◆ **Problem statement**: Continue the forum thread on default initialization of struct fields from where it stops.

◆ **Text segment**:

# # # # #

Behaviors of default initialization on struct fields

Question

When code is written like that:

#include <iostream>

using namespace std;

struct ID {
    char *name;
    int age;
};

int main() {
    ID a;

    cout << (long)(a.name) << endl;
    cout << a.age << endl;
    // cout << (a.name == nullptr) << endl;

    return 0;
}

The result is:

0
0

However, when it's written like that:

#include <iostream>

using namespace std;

struct ID {
    char *name;
    int age;
};

int main() {
    ID a;

    cout << (long)(a.name) << endl;
    cout << a.age << endl;
    cout << (a.name == nullptr) << endl;

    return 0;
}

The result seem strange:

140735032148552
1545300144
0

How could these 2 versions vary greatly?

Answer 1

I found the answer myself. Thank you! Pileborg, Daniel and pstanisz. Your answer and comments are of great help to me.

My confusion came from a paragraph in "C++ Primer". In case anybody else has the same confusion, I write my understanding here.

# # # # #

◆ **Information shown**:
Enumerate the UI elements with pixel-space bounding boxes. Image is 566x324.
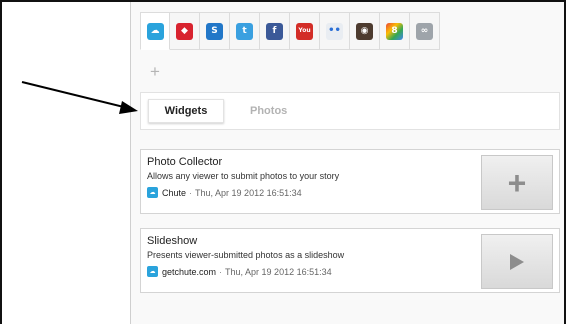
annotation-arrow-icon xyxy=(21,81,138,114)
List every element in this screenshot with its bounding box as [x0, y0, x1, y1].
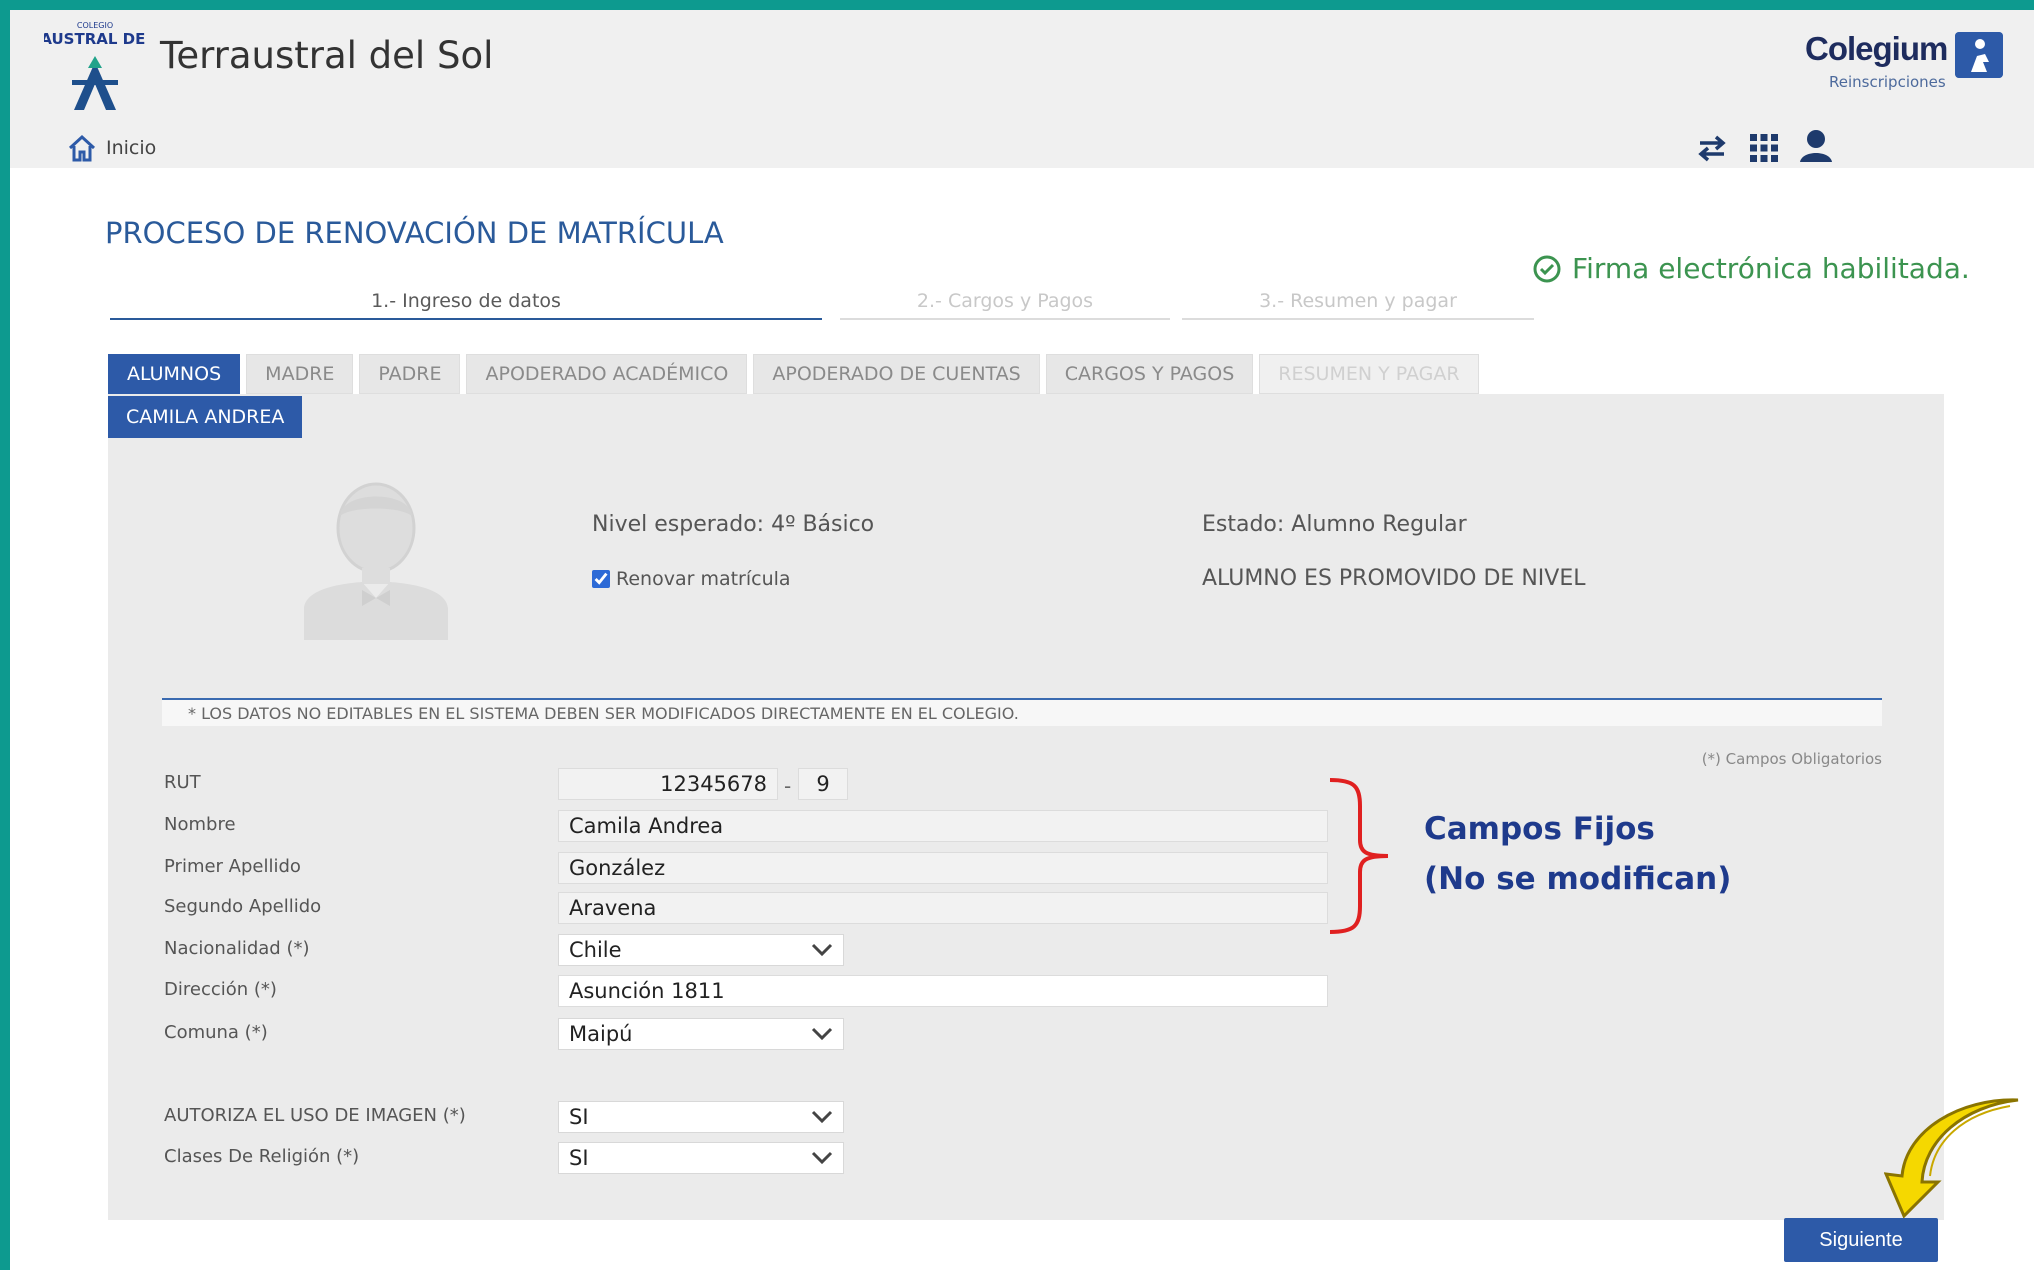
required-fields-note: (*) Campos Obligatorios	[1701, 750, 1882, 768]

# # # # #

◆ **Response to the task**:
Original word:

Under the new standard, we can supply an in-class initializer for a data member. When we create objects, the in-class initializers will be used to initialize the data members. Members without an initializer are default initialized (§ 2.2.1, p. 43). Thus, when we define Sales_data objects, units_sold and revenue will be initialized to 0, and bookNo will be initialized to the empty string.

-- "C++ Primer 5th edition"

I had thought that fields in a struct follow the same default initialization rule as global variable (i.e. initialized to their zero values). But it actually follows the same rule as local variables in a funtion, which is:

1. All primitive built-in types are not initialized, leaving them to be random value originally in memory.
2. Class types are initialized using their default constructor. If there is not a default constructor, the struct containing the class type cannot be created (proper parameters required).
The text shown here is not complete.